Exercise requirements →
**a.** Name every kind of shot that the blog excerpt below mentions.
**b.** In the blog excerpt below, which version of Wan 2.1 generated the more amusing failure?

--- START Excerpt provided ---

So the workflow might look a bit complicated, but it’s not really once you start understanding the purpose of the different nodes.
Using this model, I started generating a number of short videos (around 40 frames etc) with requests to move the head facing different directions. Many were failures, but some came out pretty well. The win in my case over my previous post on using Expression Manager (PHM) is the ears moved consistently with the head. Manually picking some good shots feels like it should help building up a Lora training set.
My starting image:

An example failure:

A more amusing failure! This was generated by the smaller 1.3B version of Wan 2.1.

Some images were pretty close, but the age was not quite right. Having a good mix of expressions is good, but conflicting training data I fear can ultimately hurt more than it helps.

So I generated many short videos of a few seconds long asking the character to spin around. I then looked for single frames I could use. The goal was to get some profile and rear shots, not just direct facial shots. The following video is a concatenation of the various videos I generated.
But ultimately I achieved my goal. I got a series of images with head rotations where the cat ears are in the correct places. Was this a “click and it just works” solution? No. But it got me moving forwards again.

What did not work well is extending the image to a full body shot. I want a Lora trained on different facial expressions and angles, but also full body shots. That will be the target for a future blog post. After that, time to train up my first Lora model!

--- END Excerpt provided ---
--- START Collected material ---

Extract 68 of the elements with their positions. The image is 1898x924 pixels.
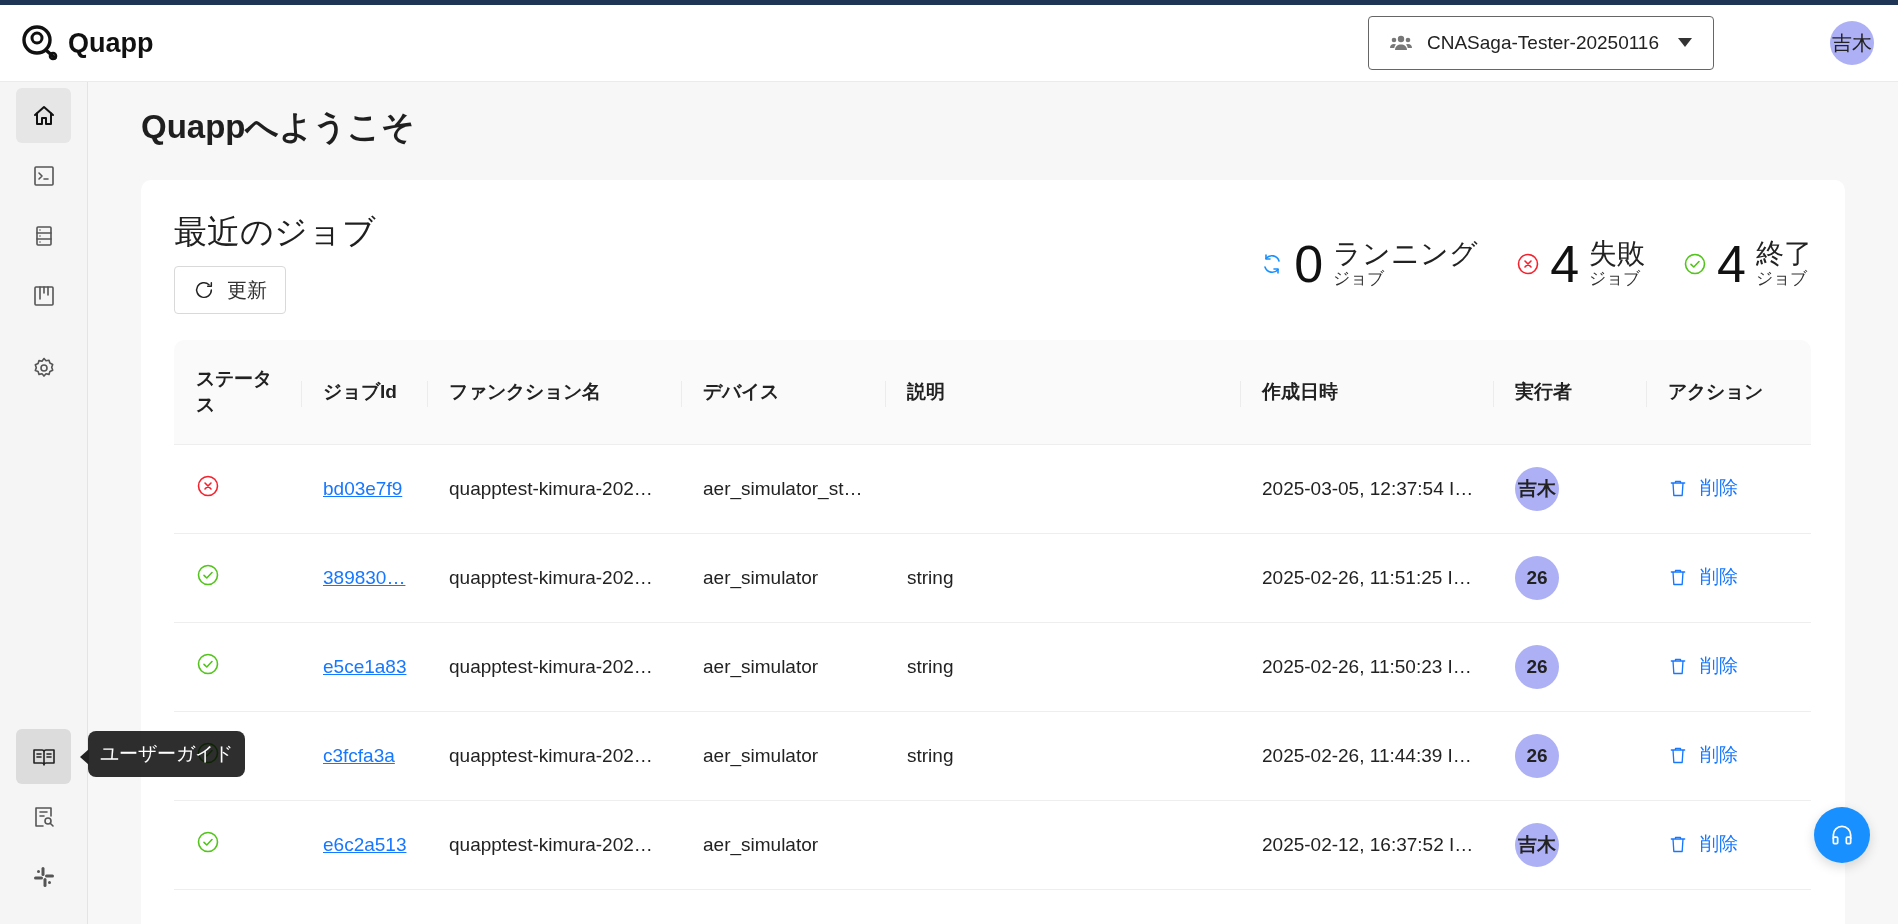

--- END Collected material ---

Worked solutions →
**a.**
- Profile shots
- Rear shots
- Direct facial shots
- Full body shots

**b.** The smaller 1.3B version.